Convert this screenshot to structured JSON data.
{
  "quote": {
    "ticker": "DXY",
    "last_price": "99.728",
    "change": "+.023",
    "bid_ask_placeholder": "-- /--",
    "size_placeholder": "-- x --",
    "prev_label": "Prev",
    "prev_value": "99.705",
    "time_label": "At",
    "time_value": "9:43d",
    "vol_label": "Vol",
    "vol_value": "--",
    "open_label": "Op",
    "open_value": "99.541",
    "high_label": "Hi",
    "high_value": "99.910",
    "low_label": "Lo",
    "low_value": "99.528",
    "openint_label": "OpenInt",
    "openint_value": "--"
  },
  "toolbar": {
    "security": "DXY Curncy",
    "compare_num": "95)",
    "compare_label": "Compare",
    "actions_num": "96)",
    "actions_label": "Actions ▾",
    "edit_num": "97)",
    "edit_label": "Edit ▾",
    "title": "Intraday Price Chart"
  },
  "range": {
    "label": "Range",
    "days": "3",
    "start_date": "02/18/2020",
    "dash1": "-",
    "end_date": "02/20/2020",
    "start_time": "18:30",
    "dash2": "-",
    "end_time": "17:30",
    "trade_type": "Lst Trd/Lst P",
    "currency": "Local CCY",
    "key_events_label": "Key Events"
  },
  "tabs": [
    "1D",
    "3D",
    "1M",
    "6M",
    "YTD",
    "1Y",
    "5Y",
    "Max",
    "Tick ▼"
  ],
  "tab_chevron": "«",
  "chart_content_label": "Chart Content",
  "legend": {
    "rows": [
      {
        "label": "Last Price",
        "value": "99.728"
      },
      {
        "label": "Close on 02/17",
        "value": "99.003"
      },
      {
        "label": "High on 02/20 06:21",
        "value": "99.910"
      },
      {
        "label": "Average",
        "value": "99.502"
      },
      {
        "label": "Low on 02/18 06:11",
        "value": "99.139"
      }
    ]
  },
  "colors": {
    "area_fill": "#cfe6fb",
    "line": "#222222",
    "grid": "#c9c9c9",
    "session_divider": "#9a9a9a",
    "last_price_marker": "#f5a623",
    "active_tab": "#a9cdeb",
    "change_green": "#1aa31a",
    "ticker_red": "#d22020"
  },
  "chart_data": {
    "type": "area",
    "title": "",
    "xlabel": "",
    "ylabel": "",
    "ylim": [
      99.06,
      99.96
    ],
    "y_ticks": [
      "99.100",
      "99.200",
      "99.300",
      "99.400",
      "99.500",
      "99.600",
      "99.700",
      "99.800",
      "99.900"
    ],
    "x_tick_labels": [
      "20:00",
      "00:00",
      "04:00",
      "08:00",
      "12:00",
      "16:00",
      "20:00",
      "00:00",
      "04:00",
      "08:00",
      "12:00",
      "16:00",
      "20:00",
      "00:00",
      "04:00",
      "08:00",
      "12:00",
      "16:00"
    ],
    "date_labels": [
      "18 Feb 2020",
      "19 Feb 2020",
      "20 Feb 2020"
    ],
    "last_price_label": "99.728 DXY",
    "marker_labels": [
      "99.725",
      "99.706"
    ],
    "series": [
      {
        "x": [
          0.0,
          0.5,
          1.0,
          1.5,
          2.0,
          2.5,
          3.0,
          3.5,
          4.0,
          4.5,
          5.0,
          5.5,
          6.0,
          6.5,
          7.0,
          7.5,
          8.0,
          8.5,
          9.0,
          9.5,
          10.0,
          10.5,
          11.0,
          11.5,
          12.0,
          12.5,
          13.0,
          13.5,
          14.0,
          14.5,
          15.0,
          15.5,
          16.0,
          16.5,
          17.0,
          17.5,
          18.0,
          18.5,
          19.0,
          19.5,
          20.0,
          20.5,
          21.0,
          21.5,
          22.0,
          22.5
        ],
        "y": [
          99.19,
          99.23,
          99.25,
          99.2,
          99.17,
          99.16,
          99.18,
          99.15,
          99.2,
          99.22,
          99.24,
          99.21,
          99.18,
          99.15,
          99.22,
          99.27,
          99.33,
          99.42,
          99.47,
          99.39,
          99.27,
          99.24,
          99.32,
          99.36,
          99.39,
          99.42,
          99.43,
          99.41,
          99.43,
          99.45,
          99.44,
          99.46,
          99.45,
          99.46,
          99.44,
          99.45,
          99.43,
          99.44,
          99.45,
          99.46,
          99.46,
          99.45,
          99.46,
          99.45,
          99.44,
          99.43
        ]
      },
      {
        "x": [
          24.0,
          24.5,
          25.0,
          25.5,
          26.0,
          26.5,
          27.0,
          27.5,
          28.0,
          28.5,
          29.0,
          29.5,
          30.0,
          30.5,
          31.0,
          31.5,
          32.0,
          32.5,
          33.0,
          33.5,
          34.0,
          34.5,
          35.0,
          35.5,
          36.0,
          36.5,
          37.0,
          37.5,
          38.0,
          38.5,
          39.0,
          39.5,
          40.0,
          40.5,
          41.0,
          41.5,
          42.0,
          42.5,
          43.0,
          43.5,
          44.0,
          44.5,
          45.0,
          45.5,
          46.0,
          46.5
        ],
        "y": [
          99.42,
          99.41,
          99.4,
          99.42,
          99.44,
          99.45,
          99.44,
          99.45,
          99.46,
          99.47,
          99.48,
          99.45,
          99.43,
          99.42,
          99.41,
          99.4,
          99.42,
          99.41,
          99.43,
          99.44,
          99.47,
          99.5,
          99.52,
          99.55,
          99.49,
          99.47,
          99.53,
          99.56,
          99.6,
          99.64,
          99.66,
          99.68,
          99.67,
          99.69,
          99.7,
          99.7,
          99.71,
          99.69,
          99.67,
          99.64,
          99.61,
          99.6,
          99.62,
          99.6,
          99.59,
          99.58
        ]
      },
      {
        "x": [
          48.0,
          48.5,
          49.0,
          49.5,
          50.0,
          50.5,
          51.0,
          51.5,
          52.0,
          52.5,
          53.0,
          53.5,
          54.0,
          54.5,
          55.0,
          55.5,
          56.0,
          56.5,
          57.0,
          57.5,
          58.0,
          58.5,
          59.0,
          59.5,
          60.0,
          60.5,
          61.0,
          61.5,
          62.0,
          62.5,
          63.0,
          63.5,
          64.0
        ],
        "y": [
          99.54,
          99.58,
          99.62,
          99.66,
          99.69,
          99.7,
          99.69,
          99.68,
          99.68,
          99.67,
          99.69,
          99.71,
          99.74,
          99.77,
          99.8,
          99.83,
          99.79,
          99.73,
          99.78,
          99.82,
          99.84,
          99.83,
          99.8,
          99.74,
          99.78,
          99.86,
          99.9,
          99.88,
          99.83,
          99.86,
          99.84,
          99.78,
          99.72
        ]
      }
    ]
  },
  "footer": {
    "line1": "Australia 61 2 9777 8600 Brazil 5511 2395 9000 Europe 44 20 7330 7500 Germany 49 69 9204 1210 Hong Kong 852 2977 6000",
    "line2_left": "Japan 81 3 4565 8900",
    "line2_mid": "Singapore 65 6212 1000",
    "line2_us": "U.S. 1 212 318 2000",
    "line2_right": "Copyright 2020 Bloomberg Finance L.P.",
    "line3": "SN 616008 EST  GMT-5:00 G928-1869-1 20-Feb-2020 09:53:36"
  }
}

## WHAT THE TASK REQUIRES
Quote each line of the data above exactly as written.

## FULL ANSWER
Convert this screenshot to structured JSON data.
{
  "quote": {
    "ticker": "DXY",
    "last_price": "99.728",
    "change": "+.023",
    "bid_ask_placeholder": "-- /--",
    "size_placeholder": "-- x --",
    "prev_label": "Prev",
    "prev_value": "99.705",
    "time_label": "At",
    "time_value": "9:43d",
    "vol_label": "Vol",
    "vol_value": "--",
    "open_label": "Op",
    "open_value": "99.541",
    "high_label": "Hi",
    "high_value": "99.910",
    "low_label": "Lo",
    "low_value": "99.528",
    "openint_label": "OpenInt",
    "openint_value": "--"
  },
  "toolbar": {
    "security": "DXY Curncy",
    "compare_num": "95)",
    "compare_label": "Compare",
    "actions_num": "96)",
    "actions_label": "Actions ▾",
    "edit_num": "97)",
    "edit_label": "Edit ▾",
    "title": "Intraday Price Chart"
  },
  "range": {
    "label": "Range",
    "days": "3",
    "start_date": "02/18/2020",
    "dash1": "-",
    "end_date": "02/20/2020",
    "start_time": "18:30",
    "dash2": "-",
    "end_time": "17:30",
    "trade_type": "Lst Trd/Lst P",
    "currency": "Local CCY",
    "key_events_label": "Key Events"
  },
  "tabs": [
    "1D",
    "3D",
    "1M",
    "6M",
    "YTD",
    "1Y",
    "5Y",
    "Max",
    "Tick ▼"
  ],
  "tab_chevron": "«",
  "chart_content_label": "Chart Content",
  "legend": {
    "rows": [
      {
        "label": "Last Price",
        "value": "99.728"
      },
      {
        "label": "Close on 02/17",
        "value": "99.003"
      },
      {
        "label": "High on 02/20 06:21",
        "value": "99.910"
      },
      {
        "label": "Average",
        "value": "99.502"
      },
      {
        "label": "Low on 02/18 06:11",
        "value": "99.139"
      }
    ]
  },
  "colors": {
    "area_fill": "#cfe6fb",
    "line": "#222222",
    "grid": "#c9c9c9",
    "session_divider": "#9a9a9a",
    "last_price_marker": "#f5a623",
    "active_tab": "#a9cdeb",
    "change_green": "#1aa31a",
    "ticker_red": "#d22020"
  },
  "chart_data": {
    "type": "area",
    "title": "",
    "xlabel": "",
    "ylabel": "",
    "ylim": [
      99.06,
      99.96
    ],
    "y_ticks": [
      "99.100",
      "99.200",
      "99.300",
      "99.400",
      "99.500",
      "99.600",
      "99.700",
      "99.800",
      "99.900"
    ],
    "x_tick_labels": [
      "20:00",
      "00:00",
      "04:00",
      "08:00",
      "12:00",
      "16:00",
      "20:00",
      "00:00",
      "04:00",
      "08:00",
      "12:00",
      "16:00",
      "20:00",
      "00:00",
      "04:00",
      "08:00",
      "12:00",
      "16:00"
    ],
    "date_labels": [
      "18 Feb 2020",
      "19 Feb 2020",
      "20 Feb 2020"
    ],
    "last_price_label": "99.728 DXY",
    "marker_labels": [
      "99.725",
      "99.706"
    ],
    "series": [
      {
        "x": [
          0.0,
          0.5,
          1.0,
          1.5,
          2.0,
          2.5,
          3.0,
          3.5,
          4.0,
          4.5,
          5.0,
          5.5,
          6.0,
          6.5,
          7.0,
          7.5,
          8.0,
          8.5,
          9.0,
          9.5,
          10.0,
          10.5,
          11.0,
          11.5,
          12.0,
          12.5,
          13.0,
          13.5,
          14.0,
          14.5,
          15.0,
          15.5,
          16.0,
          16.5,
          17.0,
          17.5,
          18.0,
          18.5,
          19.0,
          19.5,
          20.0,
          20.5,
          21.0,
          21.5,
          22.0,
          22.5
        ],
        "y": [
          99.19,
          99.23,
          99.25,
          99.2,
          99.17,
          99.16,
          99.18,
          99.15,
          99.2,
          99.22,
          99.24,
          99.21,
          99.18,
          99.15,
          99.22,
          99.27,
          99.33,
          99.42,
          99.47,
          99.39,
          99.27,
          99.24,
          99.32,
          99.36,
          99.39,
          99.42,
          99.43,
          99.41,
          99.43,
          99.45,
          99.44,
          99.46,
          99.45,
          99.46,
          99.44,
          99.45,
          99.43,
          99.44,
          99.45,
          99.46,
          99.46,
          99.45,
          99.46,
          99.45,
          99.44,
          99.43
        ]
      },
      {
        "x": [
          24.0,
          24.5,
          25.0,
          25.5,
          26.0,
          26.5,
          27.0,
          27.5,
          28.0,
          28.5,
          29.0,
          29.5,
          30.0,
          30.5,
          31.0,
          31.5,
          32.0,
          32.5,
          33.0,
          33.5,
          34.0,
          34.5,
          35.0,
          35.5,
          36.0,
          36.5,
          37.0,
          37.5,
          38.0,
          38.5,
          39.0,
          39.5,
          40.0,
          40.5,
          41.0,
          41.5,
          42.0,
          42.5,
          43.0,
          43.5,
          44.0,
          44.5,
          45.0,
          45.5,
          46.0,
          46.5
        ],
        "y": [
          99.42,
          99.41,
          99.4,
          99.42,
          99.44,
          99.45,
          99.44,
          99.45,
          99.46,
          99.47,
          99.48,
          99.45,
          99.43,
          99.42,
          99.41,
          99.4,
          99.42,
          99.41,
          99.43,
          99.44,
          99.47,
          99.5,
          99.52,
          99.55,
          99.49,
          99.47,
          99.53,
          99.56,
          99.6,
          99.64,
          99.66,
          99.68,
          99.67,
          99.69,
          99.7,
          99.7,
          99.71,
          99.69,
          99.67,
          99.64,
          99.61,
          99.6,
          99.62,
          99.6,
          99.59,
          99.58
        ]
      },
      {
        "x": [
          48.0,
          48.5,
          49.0,
          49.5,
          50.0,
          50.5,
          51.0,
          51.5,
          52.0,
          52.5,
          53.0,
          53.5,
          54.0,
          54.5,
          55.0,
          55.5,
          56.0,
          56.5,
          57.0,
          57.5,
          58.0,
          58.5,
          59.0,
          59.5,
          60.0,
          60.5,
          61.0,
          61.5,
          62.0,
          62.5,
          63.0,
          63.5,
          64.0
        ],
        "y": [
          99.54,
          99.58,
          99.62,
          99.66,
          99.69,
          99.7,
          99.69,
          99.68,
          99.68,
          99.67,
          99.69,
          99.71,
          99.74,
          99.77,
          99.8,
          99.83,
          99.79,
          99.73,
          99.78,
          99.82,
          99.84,
          99.83,
          99.8,
          99.74,
          99.78,
          99.86,
          99.9,
          99.88,
          99.83,
          99.86,
          99.84,
          99.78,
          99.72
        ]
      }
    ]
  },
  "footer": {
    "line1": "Australia 61 2 9777 8600 Brazil 5511 2395 9000 Europe 44 20 7330 7500 Germany 49 69 9204 1210 Hong Kong 852 2977 6000",
    "line2_left": "Japan 81 3 4565 8900",
    "line2_mid": "Singapore 65 6212 1000",
    "line2_us": "U.S. 1 212 318 2000",
    "line2_right": "Copyright 2020 Bloomberg Finance L.P.",
    "line3": "SN 616008 EST  GMT-5:00 G928-1869-1 20-Feb-2020 09:53:36"
  }
}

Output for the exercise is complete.